WHAT IS BEING ASKED -
The entries need to be copied exactly.

▼

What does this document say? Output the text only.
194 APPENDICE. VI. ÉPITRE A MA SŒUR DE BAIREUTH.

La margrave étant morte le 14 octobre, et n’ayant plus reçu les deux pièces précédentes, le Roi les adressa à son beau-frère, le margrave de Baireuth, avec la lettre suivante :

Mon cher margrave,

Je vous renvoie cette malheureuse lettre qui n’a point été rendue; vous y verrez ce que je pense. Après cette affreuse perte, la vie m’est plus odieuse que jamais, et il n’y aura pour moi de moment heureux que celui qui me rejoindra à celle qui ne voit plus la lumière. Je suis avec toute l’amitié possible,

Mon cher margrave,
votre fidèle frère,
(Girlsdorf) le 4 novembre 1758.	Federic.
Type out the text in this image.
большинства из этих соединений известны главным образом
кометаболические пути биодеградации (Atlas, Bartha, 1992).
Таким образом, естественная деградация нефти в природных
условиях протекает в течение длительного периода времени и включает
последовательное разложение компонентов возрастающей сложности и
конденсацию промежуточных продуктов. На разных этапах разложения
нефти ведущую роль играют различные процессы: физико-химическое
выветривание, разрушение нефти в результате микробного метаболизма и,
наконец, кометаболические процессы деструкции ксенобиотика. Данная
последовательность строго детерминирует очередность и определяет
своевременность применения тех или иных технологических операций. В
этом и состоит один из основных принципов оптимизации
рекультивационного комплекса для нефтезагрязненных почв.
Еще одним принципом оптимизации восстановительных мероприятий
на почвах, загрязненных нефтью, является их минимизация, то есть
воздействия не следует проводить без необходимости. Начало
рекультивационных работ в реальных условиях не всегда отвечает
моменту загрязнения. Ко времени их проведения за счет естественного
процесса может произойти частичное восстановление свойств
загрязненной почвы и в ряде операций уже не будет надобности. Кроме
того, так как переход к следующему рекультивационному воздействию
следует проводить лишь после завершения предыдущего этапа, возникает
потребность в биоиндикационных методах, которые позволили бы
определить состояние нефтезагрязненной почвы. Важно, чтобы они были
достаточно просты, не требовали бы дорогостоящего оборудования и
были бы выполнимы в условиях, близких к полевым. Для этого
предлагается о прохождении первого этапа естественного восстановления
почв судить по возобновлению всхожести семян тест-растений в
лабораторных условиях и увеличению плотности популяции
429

▲

WRITTEN ANSWER -
What does this document say? Output the text only.
194 APPENDICE. VI. ÉPITRE A MA SŒUR DE BAIREUTH.

La margrave étant morte le 14 octobre, et n’ayant plus reçu les deux pièces précédentes, le Roi les adressa à son beau-frère, le margrave de Baireuth, avec la lettre suivante :

Mon cher margrave,

Je vous renvoie cette malheureuse lettre qui n’a point été rendue; vous y verrez ce que je pense. Après cette affreuse perte, la vie m’est plus odieuse que jamais, et il n’y aura pour moi de moment heureux que celui qui me rejoindra à celle qui ne voit plus la lumière. Je suis avec toute l’amitié possible,

Mon cher margrave,
votre fidèle frère,
(Girlsdorf) le 4 novembre 1758.	Federic.
Type out the text in this image.
большинства из этих соединений известны главным образом
кометаболические пути биодеградации (Atlas, Bartha, 1992).
Таким образом, естественная деградация нефти в природных
условиях протекает в течение длительного периода времени и включает
последовательное разложение компонентов возрастающей сложности и
конденсацию промежуточных продуктов. На разных этапах разложения
нефти ведущую роль играют различные процессы: физико-химическое
выветривание, разрушение нефти в результате микробного метаболизма и,
наконец, кометаболические процессы деструкции ксенобиотика. Данная
последовательность строго детерминирует очередность и определяет
своевременность применения тех или иных технологических операций. В
этом и состоит один из основных принципов оптимизации
рекультивационного комплекса для нефтезагрязненных почв.
Еще одним принципом оптимизации восстановительных мероприятий
на почвах, загрязненных нефтью, является их минимизация, то есть
воздействия не следует проводить без необходимости. Начало
рекультивационных работ в реальных условиях не всегда отвечает
моменту загрязнения. Ко времени их проведения за счет естественного
процесса может произойти частичное восстановление свойств
загрязненной почвы и в ряде операций уже не будет надобности. Кроме
того, так как переход к следующему рекультивационному воздействию
следует проводить лишь после завершения предыдущего этапа, возникает
потребность в биоиндикационных методах, которые позволили бы
определить состояние нефтезагрязненной почвы. Важно, чтобы они были
достаточно просты, не требовали бы дорогостоящего оборудования и
были бы выполнимы в условиях, близких к полевым. Для этого
предлагается о прохождении первого этапа естественного восстановления
почв судить по возобновлению всхожести семян тест-растений в
лабораторных условиях и увеличению плотности популяции
429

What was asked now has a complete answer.